Directive: Copy out each line of the material in which the word "临床医生" appears.

Stored data entries:
════════

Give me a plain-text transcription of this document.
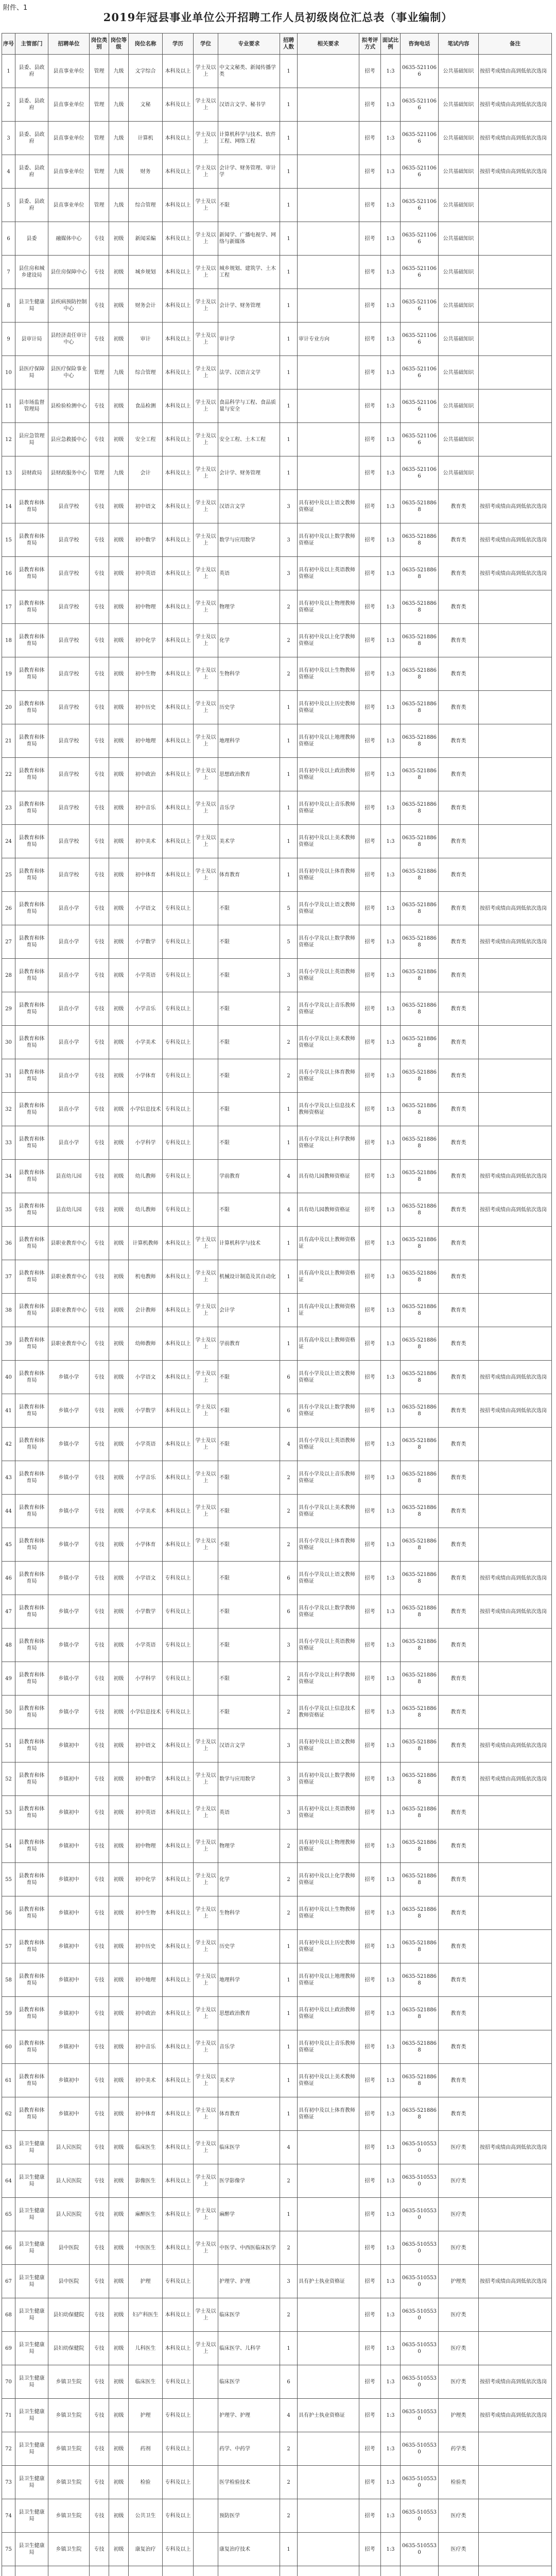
附件、1
2019年冠县事业单位公开招聘工作人员初级岗位汇总表（事业编制）
序号	主管部门	招聘单位	岗位类别	岗位等级	岗位名称	学历	学位	专业要求	招聘人数	相关要求	拟考评方式	面试比例	咨询电话	笔试内容	备注
1	县委、县政府	县直事业单位	管理	九级	文字综合	本科及以上	学士及以上	中文文秘类、新闻传播学类	1		招考	1:3	0635-5211066	公共基础知识	按招考成绩由高到低依次选岗
2	县委、县政府	县直事业单位	管理	九级	文秘	本科及以上	学士及以上	汉语言文学、秘书学	1		招考	1:3	0635-5211066	公共基础知识	按招考成绩由高到低依次选岗
3	县委、县政府	县直事业单位	管理	九级	计算机	本科及以上	学士及以上	计算机科学与技术、软件工程、网络工程	1		招考	1:3	0635-5211066	公共基础知识	按招考成绩由高到低依次选岗
4	县委、县政府	县直事业单位	管理	九级	财务	本科及以上	学士及以上	会计学、财务管理、审计学	1		招考	1:3	0635-5211066	公共基础知识	按招考成绩由高到低依次选岗
5	县委、县政府	县直事业单位	管理	九级	综合管理	本科及以上	学士及以上	不限	1		招考	1:3	0635-5211066	公共基础知识	
6	县委	融媒体中心	专技	初级	新闻采编	本科及以上	学士及以上	新闻学、广播电视学、网络与新媒体	1		招考	1:3	0635-5211066	公共基础知识	
7	县住房和城乡建设局	县住房保障中心	专技	初级	城乡规划	本科及以上	学士及以上	城乡规划、建筑学、土木工程	1		招考	1:3	0635-5211066	公共基础知识	
8	县卫生健康局	县疾病预防控制中心	专技	初级	财务会计	本科及以上	学士及以上	会计学、财务管理	1		招考	1:3	0635-5211066	公共基础知识	
9	县审计局	县经济责任审计中心	专技	初级	审计	本科及以上	学士及以上	审计学	1	审计专业方向	招考	1:3	0635-5211066	公共基础知识	
10	县医疗保障局	县医疗保险事业中心	管理	九级	综合管理	本科及以上	学士及以上	法学、汉语言文学	1		招考	1:3	0635-5211066	公共基础知识	
11	县市场监督管理局	县检验检测中心	专技	初级	食品检测	本科及以上	学士及以上	食品科学与工程、食品质量与安全	1		招考	1:3	0635-5211066	公共基础知识	
12	县应急管理局	县应急救援中心	专技	初级	安全工程	本科及以上	学士及以上	安全工程、土木工程	1		招考	1:3	0635-5211066	公共基础知识	
13	县财政局	县财政服务中心	管理	九级	会计	本科及以上	学士及以上	会计学、财务管理	1		招考	1:3	0635-5211066	公共基础知识	
14	县教育和体育局	县直学校	专技	初级	初中语文	本科及以上	学士及以上	汉语言文学	3	具有初中及以上语文教师资格证	招考	1:3	0635-5218868	教育类	按招考成绩由高到低依次选岗
15	县教育和体育局	县直学校	专技	初级	初中数学	本科及以上	学士及以上	数学与应用数学	3	具有初中及以上数学教师资格证	招考	1:3	0635-5218868	教育类	按招考成绩由高到低依次选岗
16	县教育和体育局	县直学校	专技	初级	初中英语	本科及以上	学士及以上	英语	3	具有初中及以上英语教师资格证	招考	1:3	0635-5218868	教育类	按招考成绩由高到低依次选岗
17	县教育和体育局	县直学校	专技	初级	初中物理	本科及以上	学士及以上	物理学	2	具有初中及以上物理教师资格证	招考	1:3	0635-5218868	教育类	
18	县教育和体育局	县直学校	专技	初级	初中化学	本科及以上	学士及以上	化学	2	具有初中及以上化学教师资格证	招考	1:3	0635-5218868	教育类	
19	县教育和体育局	县直学校	专技	初级	初中生物	本科及以上	学士及以上	生物科学	2	具有初中及以上生物教师资格证	招考	1:3	0635-5218868	教育类	
20	县教育和体育局	县直学校	专技	初级	初中历史	本科及以上	学士及以上	历史学	1	具有初中及以上历史教师资格证	招考	1:3	0635-5218868	教育类	
21	县教育和体育局	县直学校	专技	初级	初中地理	本科及以上	学士及以上	地理科学	1	具有初中及以上地理教师资格证	招考	1:3	0635-5218868	教育类	
22	县教育和体育局	县直学校	专技	初级	初中政治	本科及以上	学士及以上	思想政治教育	1	具有初中及以上政治教师资格证	招考	1:3	0635-5218868	教育类	
23	县教育和体育局	县直学校	专技	初级	初中音乐	本科及以上	学士及以上	音乐学	1	具有初中及以上音乐教师资格证	招考	1:3	0635-5218868	教育类	
24	县教育和体育局	县直学校	专技	初级	初中美术	本科及以上	学士及以上	美术学	1	具有初中及以上美术教师资格证	招考	1:3	0635-5218868	教育类	
25	县教育和体育局	县直学校	专技	初级	初中体育	本科及以上	学士及以上	体育教育	1	具有初中及以上体育教师资格证	招考	1:3	0635-5218868	教育类	
26	县教育和体育局	县直小学	专技	初级	小学语文	专科及以上		不限	5	具有小学及以上语文教师资格证	招考	1:3	0635-5218868	教育类	按招考成绩由高到低依次选岗
27	县教育和体育局	县直小学	专技	初级	小学数学	专科及以上		不限	5	具有小学及以上数学教师资格证	招考	1:3	0635-5218868	教育类	按招考成绩由高到低依次选岗
28	县教育和体育局	县直小学	专技	初级	小学英语	专科及以上		不限	3	具有小学及以上英语教师资格证	招考	1:3	0635-5218868	教育类	
29	县教育和体育局	县直小学	专技	初级	小学音乐	专科及以上		不限	2	具有小学及以上音乐教师资格证	招考	1:3	0635-5218868	教育类	
30	县教育和体育局	县直小学	专技	初级	小学美术	专科及以上		不限	2	具有小学及以上美术教师资格证	招考	1:3	0635-5218868	教育类	
31	县教育和体育局	县直小学	专技	初级	小学体育	专科及以上		不限	2	具有小学及以上体育教师资格证	招考	1:3	0635-5218868	教育类	
32	县教育和体育局	县直小学	专技	初级	小学信息技术	专科及以上		不限	1	具有小学及以上信息技术教师资格证	招考	1:3	0635-5218868	教育类	
33	县教育和体育局	县直小学	专技	初级	小学科学	专科及以上		不限	1	具有小学及以上科学教师资格证	招考	1:3	0635-5218868	教育类	
34	县教育和体育局	县直幼儿园	专技	初级	幼儿教师	专科及以上		学前教育	4	具有幼儿园教师资格证	招考	1:3	0635-5218868	教育类	按招考成绩由高到低依次选岗
35	县教育和体育局	县直幼儿园	专技	初级	幼儿教师	专科及以上		不限	4	具有幼儿园教师资格证	招考	1:3	0635-5218868	教育类	按招考成绩由高到低依次选岗
36	县教育和体育局	县职业教育中心	专技	初级	计算机教师	本科及以上	学士及以上	计算机科学与技术	1	具有高中及以上教师资格证	招考	1:3	0635-5218868	教育类	
37	县教育和体育局	县职业教育中心	专技	初级	机电教师	本科及以上	学士及以上	机械设计制造及其自动化	1	具有高中及以上教师资格证	招考	1:3	0635-5218868	教育类	
38	县教育和体育局	县职业教育中心	专技	初级	会计教师	本科及以上	学士及以上	会计学	1	具有高中及以上教师资格证	招考	1:3	0635-5218868	教育类	
39	县教育和体育局	县职业教育中心	专技	初级	幼师教师	本科及以上	学士及以上	学前教育	1	具有高中及以上教师资格证	招考	1:3	0635-5218868	教育类	
40	县教育和体育局	乡镇小学	专技	初级	小学语文	本科及以上	学士及以上	不限	6	具有小学及以上语文教师资格证	招考	1:3	0635-5218868	教育类	按招考成绩由高到低依次选岗
41	县教育和体育局	乡镇小学	专技	初级	小学数学	本科及以上	学士及以上	不限	6	具有小学及以上数学教师资格证	招考	1:3	0635-5218868	教育类	按招考成绩由高到低依次选岗
42	县教育和体育局	乡镇小学	专技	初级	小学英语	本科及以上	学士及以上	不限	4	具有小学及以上英语教师资格证	招考	1:3	0635-5218868	教育类	
43	县教育和体育局	乡镇小学	专技	初级	小学音乐	本科及以上	学士及以上	不限	2	具有小学及以上音乐教师资格证	招考	1:3	0635-5218868	教育类	
44	县教育和体育局	乡镇小学	专技	初级	小学美术	本科及以上	学士及以上	不限	2	具有小学及以上美术教师资格证	招考	1:3	0635-5218868	教育类	
45	县教育和体育局	乡镇小学	专技	初级	小学体育	本科及以上	学士及以上	不限	2	具有小学及以上体育教师资格证	招考	1:3	0635-5218868	教育类	
46	县教育和体育局	乡镇小学	专技	初级	小学语文	专科及以上		不限	6	具有小学及以上语文教师资格证	招考	1:3	0635-5218868	教育类	按招考成绩由高到低依次选岗
47	县教育和体育局	乡镇小学	专技	初级	小学数学	专科及以上		不限	6	具有小学及以上数学教师资格证	招考	1:3	0635-5218868	教育类	按招考成绩由高到低依次选岗
48	县教育和体育局	乡镇小学	专技	初级	小学英语	专科及以上		不限	3	具有小学及以上英语教师资格证	招考	1:3	0635-5218868	教育类	
49	县教育和体育局	乡镇小学	专技	初级	小学科学	专科及以上		不限	2	具有小学及以上科学教师资格证	招考	1:3	0635-5218868	教育类	
50	县教育和体育局	乡镇小学	专技	初级	小学信息技术	专科及以上		不限	2	具有小学及以上信息技术教师资格证	招考	1:3	0635-5218868	教育类	
51	县教育和体育局	乡镇初中	专技	初级	初中语文	本科及以上	学士及以上	汉语言文学	3	具有初中及以上语文教师资格证	招考	1:3	0635-5218868	教育类	按招考成绩由高到低依次选岗
52	县教育和体育局	乡镇初中	专技	初级	初中数学	本科及以上	学士及以上	数学与应用数学	3	具有初中及以上数学教师资格证	招考	1:3	0635-5218868	教育类	按招考成绩由高到低依次选岗
53	县教育和体育局	乡镇初中	专技	初级	初中英语	本科及以上	学士及以上	英语	3	具有初中及以上英语教师资格证	招考	1:3	0635-5218868	教育类	
54	县教育和体育局	乡镇初中	专技	初级	初中物理	本科及以上	学士及以上	物理学	2	具有初中及以上物理教师资格证	招考	1:3	0635-5218868	教育类	
55	县教育和体育局	乡镇初中	专技	初级	初中化学	本科及以上	学士及以上	化学	2	具有初中及以上化学教师资格证	招考	1:3	0635-5218868	教育类	
56	县教育和体育局	乡镇初中	专技	初级	初中生物	本科及以上	学士及以上	生物科学	2	具有初中及以上生物教师资格证	招考	1:3	0635-5218868	教育类	
57	县教育和体育局	乡镇初中	专技	初级	初中历史	本科及以上	学士及以上	历史学	1	具有初中及以上历史教师资格证	招考	1:3	0635-5218868	教育类	
58	县教育和体育局	乡镇初中	专技	初级	初中地理	本科及以上	学士及以上	地理科学	1	具有初中及以上地理教师资格证	招考	1:3	0635-5218868	教育类	
59	县教育和体育局	乡镇初中	专技	初级	初中政治	本科及以上	学士及以上	思想政治教育	1	具有初中及以上政治教师资格证	招考	1:3	0635-5218868	教育类	
60	县教育和体育局	乡镇初中	专技	初级	初中音乐	本科及以上	学士及以上	音乐学	1	具有初中及以上音乐教师资格证	招考	1:3	0635-5218868	教育类	
61	县教育和体育局	乡镇初中	专技	初级	初中美术	本科及以上	学士及以上	美术学	1	具有初中及以上美术教师资格证	招考	1:3	0635-5218868	教育类	
62	县教育和体育局	乡镇初中	专技	初级	初中体育	本科及以上	学士及以上	体育教育	1	具有初中及以上体育教师资格证	招考	1:3	0635-5218868	教育类	
63	县卫生健康局	县人民医院	专技	初级	临床医生	本科及以上	学士及以上	临床医学	4		招考	1:3	0635-5105530	医疗类	按招考成绩由高到低依次选岗
64	县卫生健康局	县人民医院	专技	初级	影像医生	本科及以上	学士及以上	医学影像学	2		招考	1:3	0635-5105530	医疗类	
65	县卫生健康局	县人民医院	专技	初级	麻醉医生	本科及以上	学士及以上	麻醉学	1		招考	1:3	0635-5105530	医疗类	
66	县卫生健康局	县中医院	专技	初级	中医医生	本科及以上	学士及以上	中医学、中西医临床医学	2		招考	1:3	0635-5105530	医疗类	
67	县卫生健康局	县中医院	专技	初级	护理	专科及以上		护理学、护理	3	具有护士执业资格证	招考	1:3	0635-5105530	护理类	按招考成绩由高到低依次选岗
68	县卫生健康局	县妇幼保健院	专技	初级	妇产科医生	本科及以上	学士及以上	临床医学	2		招考	1:3	0635-5105530	医疗类	
69	县卫生健康局	县妇幼保健院	专技	初级	儿科医生	本科及以上	学士及以上	临床医学、儿科学	1		招考	1:3	0635-5105530	医疗类	
70	县卫生健康局	乡镇卫生院	专技	初级	临床医生	专科及以上		临床医学	6		招考	1:3	0635-5105530	医疗类	按招考成绩由高到低依次选岗
71	县卫生健康局	乡镇卫生院	专技	初级	护理	专科及以上		护理学、护理	4	具有护士执业资格证	招考	1:3	0635-5105530	护理类	按招考成绩由高到低依次选岗
72	县卫生健康局	乡镇卫生院	专技	初级	药剂	专科及以上		药学、中药学	2		招考	1:3	0635-5105530	药学类	
73	县卫生健康局	乡镇卫生院	专技	初级	检验	专科及以上		医学检验技术	2		招考	1:3	0635-5105530	检验类	
74	县卫生健康局	乡镇卫生院	专技	初级	公共卫生	专科及以上		预防医学	2		招考	1:3	0635-5105530	医疗类	
75	县卫生健康局	乡镇卫生院	专技	初级	康复治疗	专科及以上		康复治疗技术	1		招考	1:3	0635-5105530	医疗类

════════

Worked answer:
63	县卫生健康局	县人民医院	专技	初级	临床医生	本科及以上	学士及以上	临床医学	4		招考	1:3	0635-5105530	医疗类	按招考成绩由高到低依次选岗
70	县卫生健康局	乡镇卫生院	专技	初级	临床医生	专科及以上		临床医学	6		招考	1:3	0635-5105530	医疗类	按招考成绩由高到低依次选岗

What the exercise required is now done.